## Begin Data entries

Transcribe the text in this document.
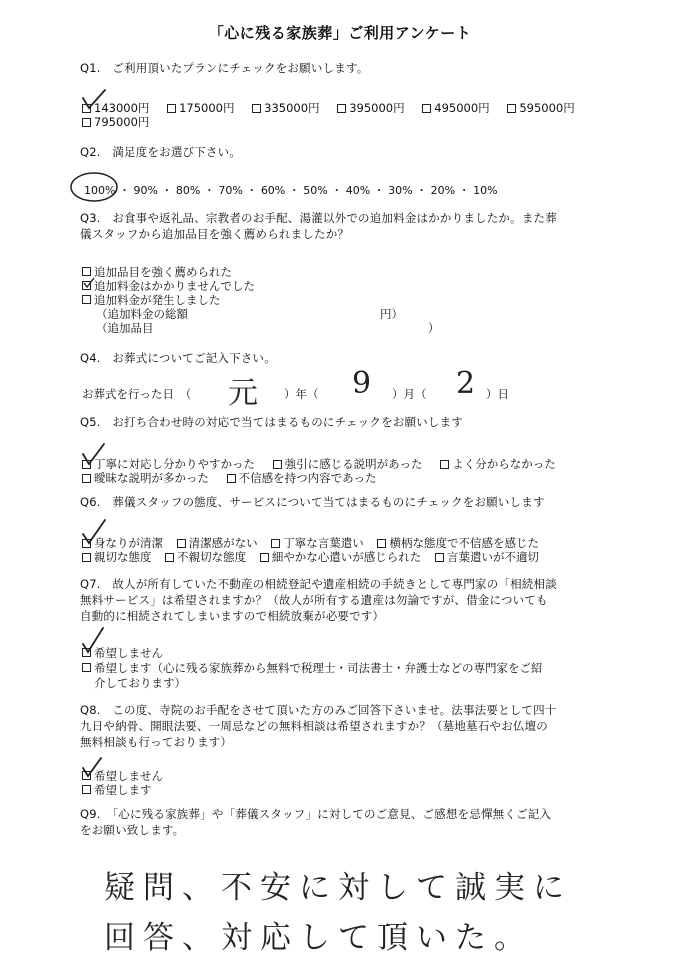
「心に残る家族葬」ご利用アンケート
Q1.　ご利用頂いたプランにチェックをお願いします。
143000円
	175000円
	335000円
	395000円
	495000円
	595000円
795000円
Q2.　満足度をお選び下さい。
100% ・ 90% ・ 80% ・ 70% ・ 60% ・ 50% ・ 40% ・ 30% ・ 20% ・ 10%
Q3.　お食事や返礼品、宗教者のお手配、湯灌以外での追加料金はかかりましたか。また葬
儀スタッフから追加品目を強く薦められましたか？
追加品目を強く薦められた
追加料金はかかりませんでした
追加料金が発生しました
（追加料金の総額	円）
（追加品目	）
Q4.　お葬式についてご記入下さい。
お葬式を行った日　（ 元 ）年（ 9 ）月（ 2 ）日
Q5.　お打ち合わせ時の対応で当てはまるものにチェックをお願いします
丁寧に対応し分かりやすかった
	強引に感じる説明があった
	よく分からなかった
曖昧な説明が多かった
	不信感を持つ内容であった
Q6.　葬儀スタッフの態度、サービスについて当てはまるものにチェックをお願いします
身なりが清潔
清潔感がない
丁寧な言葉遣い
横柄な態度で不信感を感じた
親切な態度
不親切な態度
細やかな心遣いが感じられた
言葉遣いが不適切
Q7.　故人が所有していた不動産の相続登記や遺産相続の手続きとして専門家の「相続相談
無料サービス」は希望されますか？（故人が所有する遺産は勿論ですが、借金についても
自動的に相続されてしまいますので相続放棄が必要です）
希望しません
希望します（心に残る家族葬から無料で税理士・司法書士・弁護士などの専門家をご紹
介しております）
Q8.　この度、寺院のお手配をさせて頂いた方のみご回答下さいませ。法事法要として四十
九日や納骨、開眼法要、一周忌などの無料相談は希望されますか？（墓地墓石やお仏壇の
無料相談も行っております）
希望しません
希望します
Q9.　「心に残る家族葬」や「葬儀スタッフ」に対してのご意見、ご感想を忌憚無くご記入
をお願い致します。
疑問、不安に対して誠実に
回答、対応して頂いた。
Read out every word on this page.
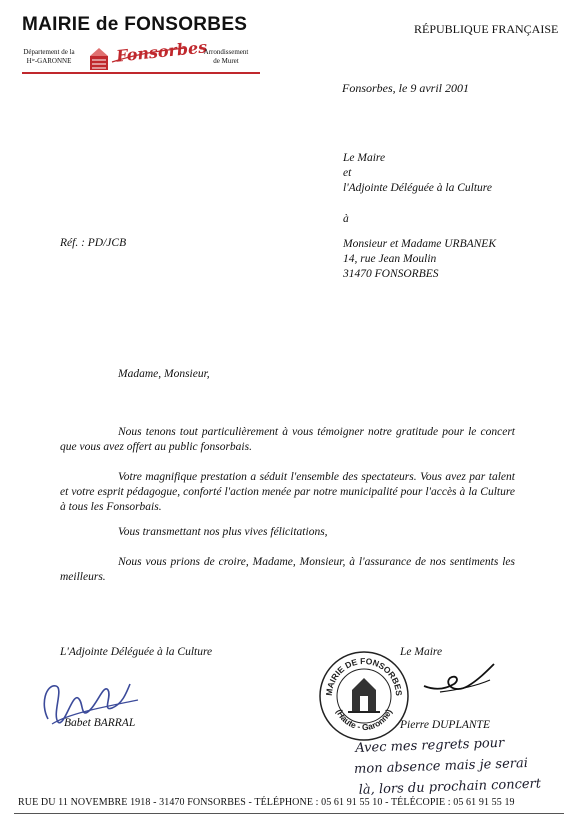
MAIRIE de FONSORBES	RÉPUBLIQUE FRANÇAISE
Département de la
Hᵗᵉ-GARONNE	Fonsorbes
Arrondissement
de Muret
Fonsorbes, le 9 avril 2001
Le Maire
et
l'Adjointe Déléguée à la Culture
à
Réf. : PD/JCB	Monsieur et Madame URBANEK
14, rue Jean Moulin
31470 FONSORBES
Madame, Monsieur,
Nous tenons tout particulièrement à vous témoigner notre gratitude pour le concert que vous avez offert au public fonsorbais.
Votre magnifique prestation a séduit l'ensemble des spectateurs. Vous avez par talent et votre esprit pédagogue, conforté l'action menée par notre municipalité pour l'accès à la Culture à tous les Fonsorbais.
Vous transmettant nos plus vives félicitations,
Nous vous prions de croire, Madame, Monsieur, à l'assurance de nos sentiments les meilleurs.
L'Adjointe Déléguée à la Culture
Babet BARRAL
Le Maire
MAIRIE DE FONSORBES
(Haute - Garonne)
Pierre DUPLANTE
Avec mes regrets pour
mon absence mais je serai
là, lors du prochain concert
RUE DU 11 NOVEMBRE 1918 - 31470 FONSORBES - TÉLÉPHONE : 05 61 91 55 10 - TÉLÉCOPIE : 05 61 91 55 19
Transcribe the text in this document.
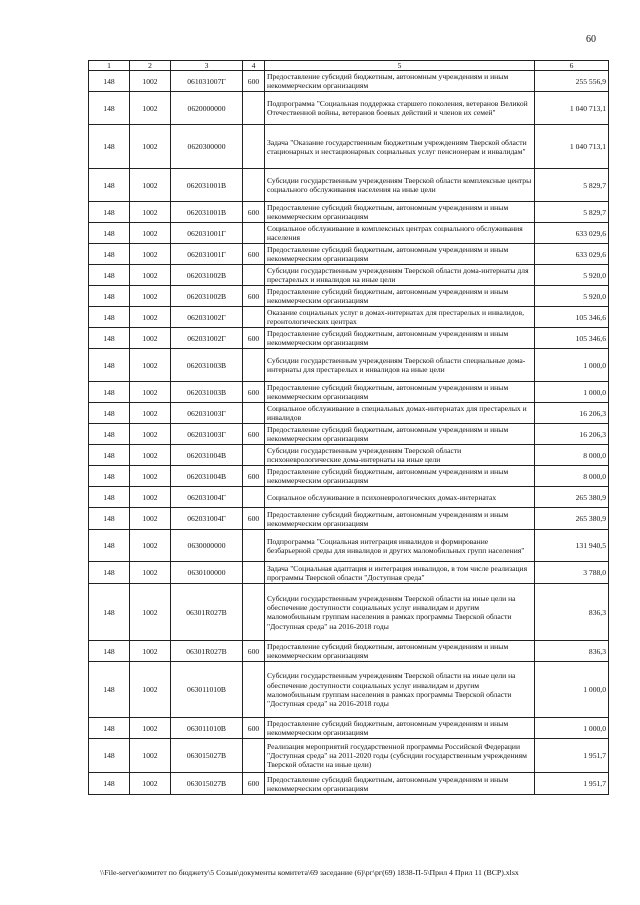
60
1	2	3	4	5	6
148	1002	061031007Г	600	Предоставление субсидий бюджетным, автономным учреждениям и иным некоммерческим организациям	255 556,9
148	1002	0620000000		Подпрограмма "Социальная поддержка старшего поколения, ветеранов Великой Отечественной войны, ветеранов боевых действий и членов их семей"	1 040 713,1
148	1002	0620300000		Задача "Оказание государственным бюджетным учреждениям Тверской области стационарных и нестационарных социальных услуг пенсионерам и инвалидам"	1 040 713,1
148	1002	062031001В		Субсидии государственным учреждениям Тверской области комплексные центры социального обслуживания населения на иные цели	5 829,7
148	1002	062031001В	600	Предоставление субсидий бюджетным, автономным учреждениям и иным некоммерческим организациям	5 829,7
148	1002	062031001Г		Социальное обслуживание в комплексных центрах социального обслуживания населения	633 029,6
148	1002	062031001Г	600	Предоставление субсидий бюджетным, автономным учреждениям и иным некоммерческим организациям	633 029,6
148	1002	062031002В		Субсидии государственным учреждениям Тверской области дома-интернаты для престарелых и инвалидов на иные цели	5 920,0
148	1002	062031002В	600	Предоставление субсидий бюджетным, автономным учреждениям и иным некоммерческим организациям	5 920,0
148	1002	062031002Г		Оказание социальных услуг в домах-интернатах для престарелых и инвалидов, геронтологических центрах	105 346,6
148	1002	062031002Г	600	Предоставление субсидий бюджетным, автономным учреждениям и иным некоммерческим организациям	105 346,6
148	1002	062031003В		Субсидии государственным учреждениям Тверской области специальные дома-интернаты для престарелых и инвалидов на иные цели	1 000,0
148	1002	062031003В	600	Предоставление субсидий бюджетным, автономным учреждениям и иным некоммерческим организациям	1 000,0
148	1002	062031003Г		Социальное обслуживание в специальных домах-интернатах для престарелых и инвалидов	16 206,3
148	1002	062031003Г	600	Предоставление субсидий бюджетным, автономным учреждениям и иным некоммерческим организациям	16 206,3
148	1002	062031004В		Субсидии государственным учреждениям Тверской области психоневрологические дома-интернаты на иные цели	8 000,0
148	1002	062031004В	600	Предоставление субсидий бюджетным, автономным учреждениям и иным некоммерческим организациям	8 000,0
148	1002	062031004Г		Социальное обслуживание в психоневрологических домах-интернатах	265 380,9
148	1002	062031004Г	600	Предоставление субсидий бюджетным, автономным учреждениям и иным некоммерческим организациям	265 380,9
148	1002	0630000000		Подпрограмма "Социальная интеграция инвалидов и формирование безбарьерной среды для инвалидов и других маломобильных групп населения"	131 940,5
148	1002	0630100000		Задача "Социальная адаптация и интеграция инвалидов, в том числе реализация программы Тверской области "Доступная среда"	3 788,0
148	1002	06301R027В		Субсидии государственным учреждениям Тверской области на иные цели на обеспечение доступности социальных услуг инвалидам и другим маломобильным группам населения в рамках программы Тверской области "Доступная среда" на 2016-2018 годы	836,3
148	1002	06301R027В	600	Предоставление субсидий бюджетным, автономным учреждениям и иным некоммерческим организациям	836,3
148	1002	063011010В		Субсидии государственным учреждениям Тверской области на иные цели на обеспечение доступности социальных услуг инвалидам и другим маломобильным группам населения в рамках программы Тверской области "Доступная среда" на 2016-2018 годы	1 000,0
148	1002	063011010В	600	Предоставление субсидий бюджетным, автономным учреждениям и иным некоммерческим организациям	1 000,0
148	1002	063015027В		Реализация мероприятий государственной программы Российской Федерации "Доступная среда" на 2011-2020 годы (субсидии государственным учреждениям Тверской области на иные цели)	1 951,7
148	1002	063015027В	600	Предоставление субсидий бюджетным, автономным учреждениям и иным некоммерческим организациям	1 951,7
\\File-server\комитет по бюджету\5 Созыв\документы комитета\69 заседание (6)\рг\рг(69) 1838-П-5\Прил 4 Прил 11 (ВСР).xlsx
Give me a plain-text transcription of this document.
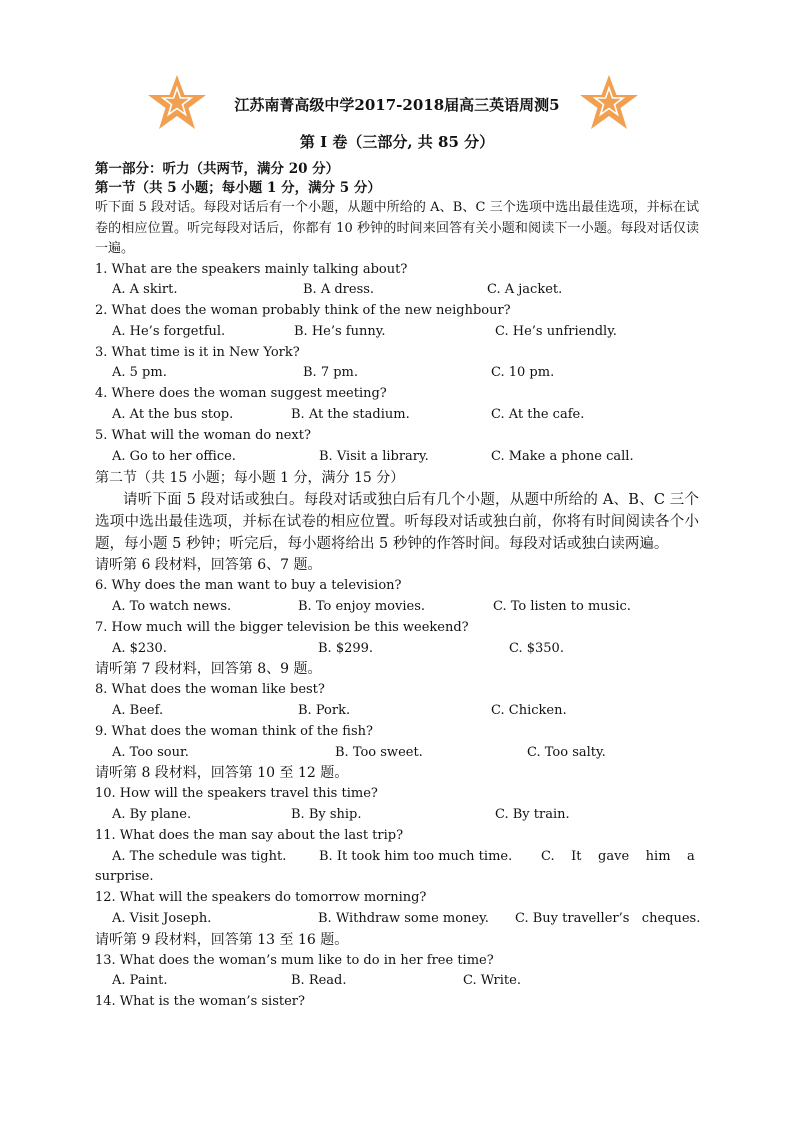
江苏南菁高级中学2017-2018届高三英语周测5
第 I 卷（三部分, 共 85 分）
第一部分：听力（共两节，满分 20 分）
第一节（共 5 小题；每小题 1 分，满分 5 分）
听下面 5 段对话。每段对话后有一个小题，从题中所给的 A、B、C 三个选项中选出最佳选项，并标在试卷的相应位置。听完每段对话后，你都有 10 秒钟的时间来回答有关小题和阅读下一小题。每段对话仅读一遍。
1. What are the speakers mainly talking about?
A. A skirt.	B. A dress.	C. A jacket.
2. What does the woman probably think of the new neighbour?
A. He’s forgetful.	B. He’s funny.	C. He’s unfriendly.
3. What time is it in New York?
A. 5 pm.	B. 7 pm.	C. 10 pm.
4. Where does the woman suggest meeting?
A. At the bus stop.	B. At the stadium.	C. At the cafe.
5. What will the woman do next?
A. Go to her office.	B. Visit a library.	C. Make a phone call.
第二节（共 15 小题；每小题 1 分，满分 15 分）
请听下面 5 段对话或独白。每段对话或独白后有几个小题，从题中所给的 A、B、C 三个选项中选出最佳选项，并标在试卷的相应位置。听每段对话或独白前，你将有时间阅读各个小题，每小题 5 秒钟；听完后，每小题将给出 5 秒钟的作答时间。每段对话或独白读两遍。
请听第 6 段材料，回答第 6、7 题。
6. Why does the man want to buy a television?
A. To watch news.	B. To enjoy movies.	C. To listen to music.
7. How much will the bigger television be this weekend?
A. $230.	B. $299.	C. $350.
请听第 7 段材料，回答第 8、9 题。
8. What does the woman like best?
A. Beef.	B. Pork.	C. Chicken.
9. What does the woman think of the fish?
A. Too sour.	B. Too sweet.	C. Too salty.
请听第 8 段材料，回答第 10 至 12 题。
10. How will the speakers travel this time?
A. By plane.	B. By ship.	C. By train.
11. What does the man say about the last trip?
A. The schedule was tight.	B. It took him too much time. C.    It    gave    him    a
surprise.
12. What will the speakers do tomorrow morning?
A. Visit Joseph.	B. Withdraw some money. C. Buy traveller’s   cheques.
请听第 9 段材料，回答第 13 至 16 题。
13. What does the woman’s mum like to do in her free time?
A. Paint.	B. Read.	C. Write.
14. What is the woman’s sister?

## End Data entries

### Task instructions
Select and copy every line from the records that includes the word "Madame".

### Output below
Réf. : PD/JCB	Monsieur et Madame URBANEK
Madame, Monsieur,
Nous vous prions de croire, Madame, Monsieur, à l'assurance de nos sentiments les meilleurs.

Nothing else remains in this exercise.